··· Entries ···
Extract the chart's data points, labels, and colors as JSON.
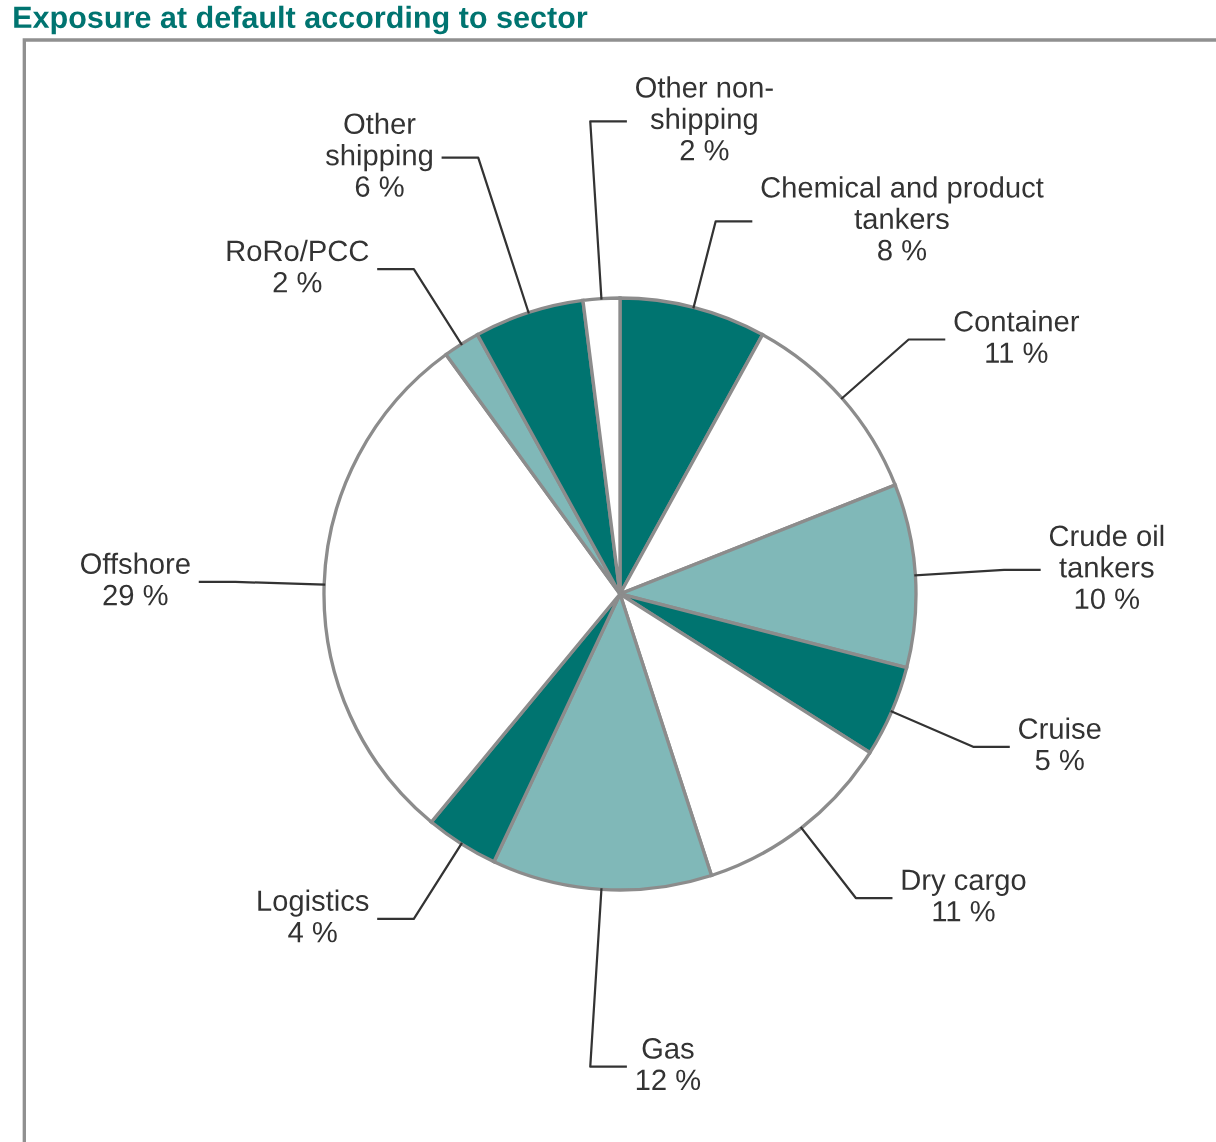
{
  "chart_data": {
    "type": "pie",
    "title": "Exposure at default according to sector",
    "categories": [
      "Chemical and product\ntankers",
      "Container",
      "Crude oil\ntankers",
      "Cruise",
      "Dry cargo",
      "Gas",
      "Logistics",
      "Offshore",
      "RoRo/PCC",
      "Other\nshipping",
      "Other non-\nshipping"
    ],
    "values": [
      8,
      11,
      10,
      5,
      11,
      12,
      4,
      29,
      2,
      6,
      2
    ],
    "colors": [
      "#007470",
      "#ffffff",
      "#80b8b8",
      "#007470",
      "#ffffff",
      "#80b8b8",
      "#007470",
      "#ffffff",
      "#80b8b8",
      "#007470",
      "#ffffff"
    ],
    "value_labels": [
      "8 %",
      "11 %",
      "10 %",
      "5 %",
      "11 %",
      "12 %",
      "4 %",
      "29 %",
      "2 %",
      "6 %",
      "2 %"
    ]
  }
}
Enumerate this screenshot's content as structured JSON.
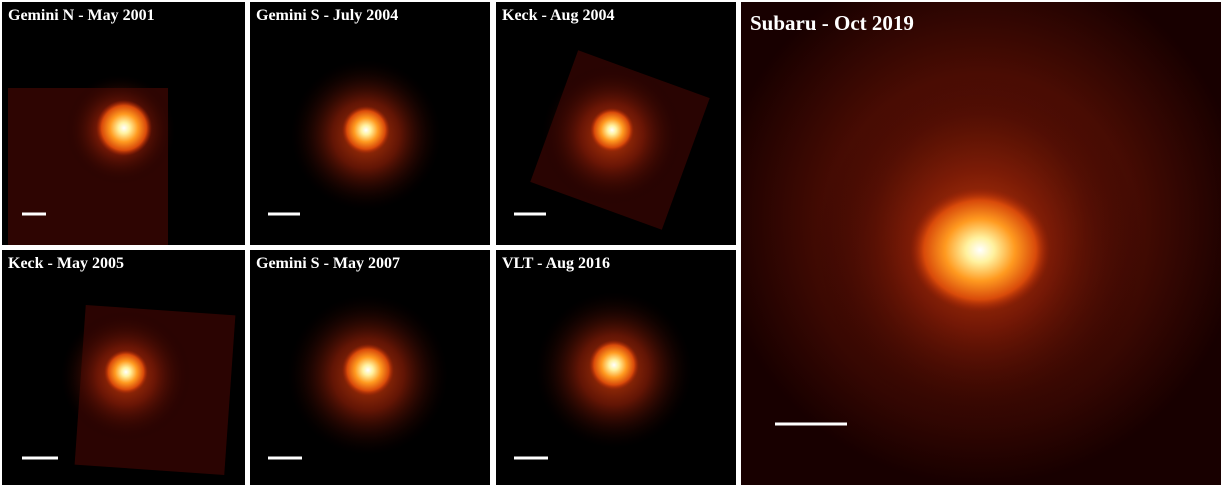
{
  "panels": [
    {
      "label": "Gemini N - May 2001"
    },
    {
      "label": "Gemini S - July 2004"
    },
    {
      "label": "Keck - Aug 2004"
    },
    {
      "label": "Keck - May 2005"
    },
    {
      "label": "Gemini S - May 2007"
    },
    {
      "label": "VLT - Aug 2016"
    },
    {
      "label": "Subaru - Oct 2019"
    }
  ]
}
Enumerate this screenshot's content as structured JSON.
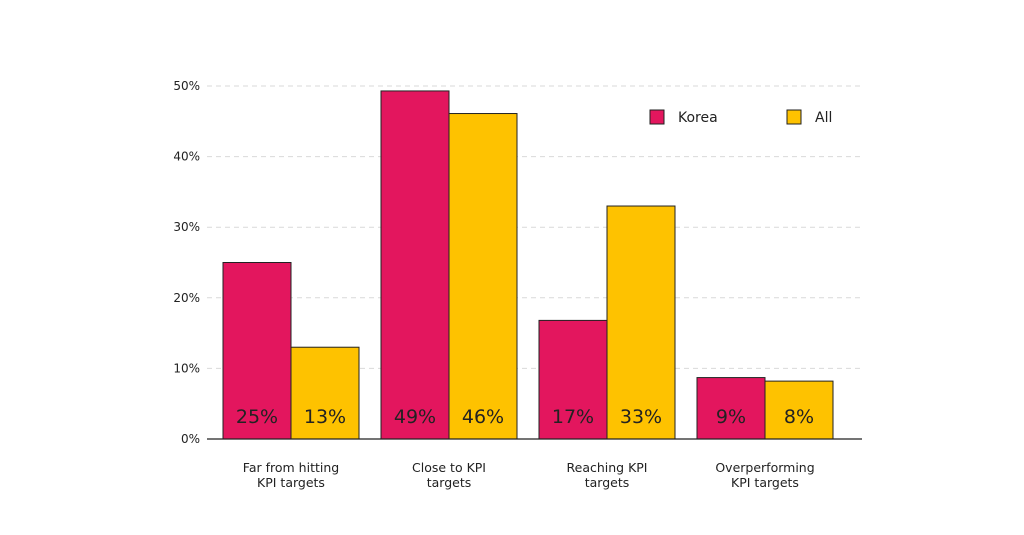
{
  "colors": {
    "korea": "#E3165E",
    "all": "#FEC200"
  },
  "legend": {
    "items": [
      "Korea",
      "All"
    ],
    "placement": "top-right"
  },
  "chart_data": {
    "type": "bar",
    "title": "",
    "xlabel": "",
    "ylabel": "",
    "ylim": [
      0,
      50
    ],
    "y_ticks": [
      "0%",
      "10%",
      "20%",
      "30%",
      "40%",
      "50%"
    ],
    "grid": true,
    "categories": [
      [
        "Far from hitting",
        "KPI targets"
      ],
      [
        "Close to KPI",
        "targets"
      ],
      [
        "Reaching KPI",
        "targets"
      ],
      [
        "Overperforming",
        "KPI targets"
      ]
    ],
    "series": [
      {
        "name": "Korea",
        "values": [
          25,
          49.3,
          16.8,
          8.7
        ],
        "labels": [
          "25%",
          "49%",
          "17%",
          "9%"
        ],
        "color": "#E3165E"
      },
      {
        "name": "All",
        "values": [
          13,
          46.1,
          33,
          8.2
        ],
        "labels": [
          "13%",
          "46%",
          "33%",
          "8%"
        ],
        "color": "#FEC200"
      }
    ]
  }
}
···
### Prompt
Scan the material above. Extract every line in which the word "Other" occurs.

### Written reply
      "Other\nshipping",
      "Other non-\nshipping"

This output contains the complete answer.